SOURCE PASSAGE ::
--------

I disagree with that. I think you learn so much more and understand so much more if you work with a horse that still needs to learn too. You will grow with the horse and it will actually teach you so much more than a "perfect" horse would teach you.... The well trained horse might do things by itself without getting the perfect signals and just does it as it is routine for the horse but the green or untrained horse needs to learn and associate your commands and requests. Of course I would recommend having an experienced horse person on with you at all times.
     
    07-09-2012, 05:12 PM
  #19
Yearling
You need to forget about the concept of "punishment." You don't PUNISH a horse: You train a horse. Training involves instant feedback for the horse's behavior. You show him that there are pleasant or unpleasant consequences for his behavior. But NONE of these consequences can be delayed or the horse will not link what happened with the triggering event. If you don't understand this BASIC concept of horsemanship, than handling this horse might be a bigger challenge than you anticipated and you might be in over your head.
     
    07-09-2012, 06:13 PM
  #20
Weanling
Understanding horses behavior is not something that anyone just instantly learns. Time spent with horses and working with them will help you better understand how they work. I am currently working with a client who is similar to you in that they are new to horses and are wanting to be the leader. I am currently teaching her how to properly work their horse from the ground and then I will move onto teach them how to properly handle a horse under saddle. The key thing to take from this is I am a experienced trainer helping a inexperienced person in person. I think it would be best for you to learn hands on with/from someone who can help you as taking on a horse can be challenging at times and it can be over your head if you don't have help. Have someone teach you the right way to do things so you do not teach your horse any bad habits. I would rather work with a horse who knows nothing than one who has been mishandled.

--------

EXTRACTED MATERIAL ::

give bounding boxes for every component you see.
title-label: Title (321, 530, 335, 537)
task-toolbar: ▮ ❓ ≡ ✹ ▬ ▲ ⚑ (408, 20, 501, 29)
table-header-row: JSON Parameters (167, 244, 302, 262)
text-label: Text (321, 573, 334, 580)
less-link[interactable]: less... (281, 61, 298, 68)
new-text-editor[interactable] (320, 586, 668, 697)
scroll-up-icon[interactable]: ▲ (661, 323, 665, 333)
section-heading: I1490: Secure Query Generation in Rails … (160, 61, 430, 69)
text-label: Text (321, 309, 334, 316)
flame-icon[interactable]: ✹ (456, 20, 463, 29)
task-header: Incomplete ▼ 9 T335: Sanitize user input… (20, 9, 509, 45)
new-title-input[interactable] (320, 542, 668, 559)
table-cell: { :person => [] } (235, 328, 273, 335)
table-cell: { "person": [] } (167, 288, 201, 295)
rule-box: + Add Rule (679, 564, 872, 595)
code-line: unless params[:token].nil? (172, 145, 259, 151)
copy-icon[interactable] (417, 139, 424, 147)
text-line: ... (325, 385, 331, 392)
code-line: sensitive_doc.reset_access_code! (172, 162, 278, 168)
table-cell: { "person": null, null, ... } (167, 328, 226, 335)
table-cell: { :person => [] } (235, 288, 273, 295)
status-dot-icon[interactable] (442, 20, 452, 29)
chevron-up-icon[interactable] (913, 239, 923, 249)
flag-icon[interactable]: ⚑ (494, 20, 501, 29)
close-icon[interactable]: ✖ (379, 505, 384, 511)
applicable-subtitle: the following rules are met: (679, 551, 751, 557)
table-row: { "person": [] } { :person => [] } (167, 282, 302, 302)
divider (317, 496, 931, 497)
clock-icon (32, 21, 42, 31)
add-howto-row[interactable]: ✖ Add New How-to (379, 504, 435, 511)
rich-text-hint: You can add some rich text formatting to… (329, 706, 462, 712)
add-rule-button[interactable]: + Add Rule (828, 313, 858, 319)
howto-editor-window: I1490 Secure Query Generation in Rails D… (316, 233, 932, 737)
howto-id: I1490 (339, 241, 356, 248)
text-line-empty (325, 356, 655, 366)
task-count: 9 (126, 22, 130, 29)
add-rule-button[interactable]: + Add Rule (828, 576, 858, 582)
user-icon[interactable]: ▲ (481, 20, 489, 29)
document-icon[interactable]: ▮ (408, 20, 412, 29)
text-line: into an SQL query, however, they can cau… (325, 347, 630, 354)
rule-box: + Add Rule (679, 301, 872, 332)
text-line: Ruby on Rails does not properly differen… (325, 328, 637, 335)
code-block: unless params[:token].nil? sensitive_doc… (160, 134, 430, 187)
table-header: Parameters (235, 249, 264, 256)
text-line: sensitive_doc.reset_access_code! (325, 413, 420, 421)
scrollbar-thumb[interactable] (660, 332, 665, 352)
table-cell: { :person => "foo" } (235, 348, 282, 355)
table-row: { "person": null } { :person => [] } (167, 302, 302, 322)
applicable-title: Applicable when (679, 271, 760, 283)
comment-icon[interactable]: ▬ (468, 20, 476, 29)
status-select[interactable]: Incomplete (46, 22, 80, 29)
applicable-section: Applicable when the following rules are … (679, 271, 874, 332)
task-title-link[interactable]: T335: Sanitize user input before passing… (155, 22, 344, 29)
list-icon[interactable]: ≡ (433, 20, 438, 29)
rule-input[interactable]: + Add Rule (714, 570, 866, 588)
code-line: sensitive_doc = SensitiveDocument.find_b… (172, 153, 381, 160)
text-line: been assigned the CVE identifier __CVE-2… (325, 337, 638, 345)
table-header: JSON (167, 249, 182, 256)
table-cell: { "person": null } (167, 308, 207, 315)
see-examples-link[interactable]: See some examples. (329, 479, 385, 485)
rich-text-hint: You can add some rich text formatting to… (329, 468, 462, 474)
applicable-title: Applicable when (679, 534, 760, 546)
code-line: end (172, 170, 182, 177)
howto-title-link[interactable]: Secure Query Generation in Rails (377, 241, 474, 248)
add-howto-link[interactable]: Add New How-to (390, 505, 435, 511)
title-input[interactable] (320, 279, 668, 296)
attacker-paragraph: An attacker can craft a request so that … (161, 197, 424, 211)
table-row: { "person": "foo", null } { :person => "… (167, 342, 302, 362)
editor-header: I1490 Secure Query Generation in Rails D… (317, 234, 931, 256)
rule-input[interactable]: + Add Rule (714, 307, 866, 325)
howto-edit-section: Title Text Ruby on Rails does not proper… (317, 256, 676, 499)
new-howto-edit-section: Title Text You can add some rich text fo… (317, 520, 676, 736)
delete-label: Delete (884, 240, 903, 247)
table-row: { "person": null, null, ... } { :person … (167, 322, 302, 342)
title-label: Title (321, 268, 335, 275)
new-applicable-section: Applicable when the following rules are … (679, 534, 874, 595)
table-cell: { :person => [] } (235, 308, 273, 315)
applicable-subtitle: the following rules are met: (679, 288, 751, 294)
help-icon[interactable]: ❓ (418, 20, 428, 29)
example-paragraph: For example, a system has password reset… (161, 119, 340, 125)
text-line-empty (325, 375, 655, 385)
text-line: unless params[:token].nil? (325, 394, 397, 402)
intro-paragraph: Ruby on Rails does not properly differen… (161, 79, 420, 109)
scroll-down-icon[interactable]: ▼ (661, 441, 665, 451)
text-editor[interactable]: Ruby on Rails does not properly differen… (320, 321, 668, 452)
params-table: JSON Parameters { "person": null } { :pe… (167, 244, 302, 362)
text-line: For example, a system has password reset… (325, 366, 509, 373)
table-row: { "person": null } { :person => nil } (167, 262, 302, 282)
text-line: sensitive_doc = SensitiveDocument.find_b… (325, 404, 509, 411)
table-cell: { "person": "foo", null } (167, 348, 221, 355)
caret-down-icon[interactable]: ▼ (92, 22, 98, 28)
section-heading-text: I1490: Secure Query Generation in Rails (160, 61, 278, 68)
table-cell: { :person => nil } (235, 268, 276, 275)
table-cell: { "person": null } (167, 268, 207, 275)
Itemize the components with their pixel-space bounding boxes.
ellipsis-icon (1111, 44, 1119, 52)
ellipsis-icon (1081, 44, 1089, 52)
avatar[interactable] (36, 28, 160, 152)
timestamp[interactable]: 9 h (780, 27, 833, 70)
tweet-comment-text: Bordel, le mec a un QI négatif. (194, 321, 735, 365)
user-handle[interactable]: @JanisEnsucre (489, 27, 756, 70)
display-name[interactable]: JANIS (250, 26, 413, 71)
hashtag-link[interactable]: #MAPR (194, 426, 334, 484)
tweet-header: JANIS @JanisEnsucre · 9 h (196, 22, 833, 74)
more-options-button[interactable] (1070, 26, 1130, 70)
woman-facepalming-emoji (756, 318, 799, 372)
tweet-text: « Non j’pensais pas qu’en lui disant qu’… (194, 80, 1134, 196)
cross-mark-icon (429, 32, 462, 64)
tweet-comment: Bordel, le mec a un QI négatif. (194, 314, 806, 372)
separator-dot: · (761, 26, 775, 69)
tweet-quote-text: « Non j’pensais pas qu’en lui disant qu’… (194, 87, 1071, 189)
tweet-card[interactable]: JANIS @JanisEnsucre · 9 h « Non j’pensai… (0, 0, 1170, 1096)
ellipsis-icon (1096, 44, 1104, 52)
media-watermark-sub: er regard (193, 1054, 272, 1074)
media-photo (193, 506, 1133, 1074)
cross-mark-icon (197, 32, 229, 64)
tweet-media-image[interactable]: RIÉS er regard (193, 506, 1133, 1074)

--------

GOAL :: Please translate this sentence from the horse-training discussion into Spanish: "Time spent with horses and working with them will help you better understand how they work."

RESULT OF THE EXERCISE :: El tiempo que pasas con los caballos y trabajando con ellos te ayudará a entender mejor cómo funcionan.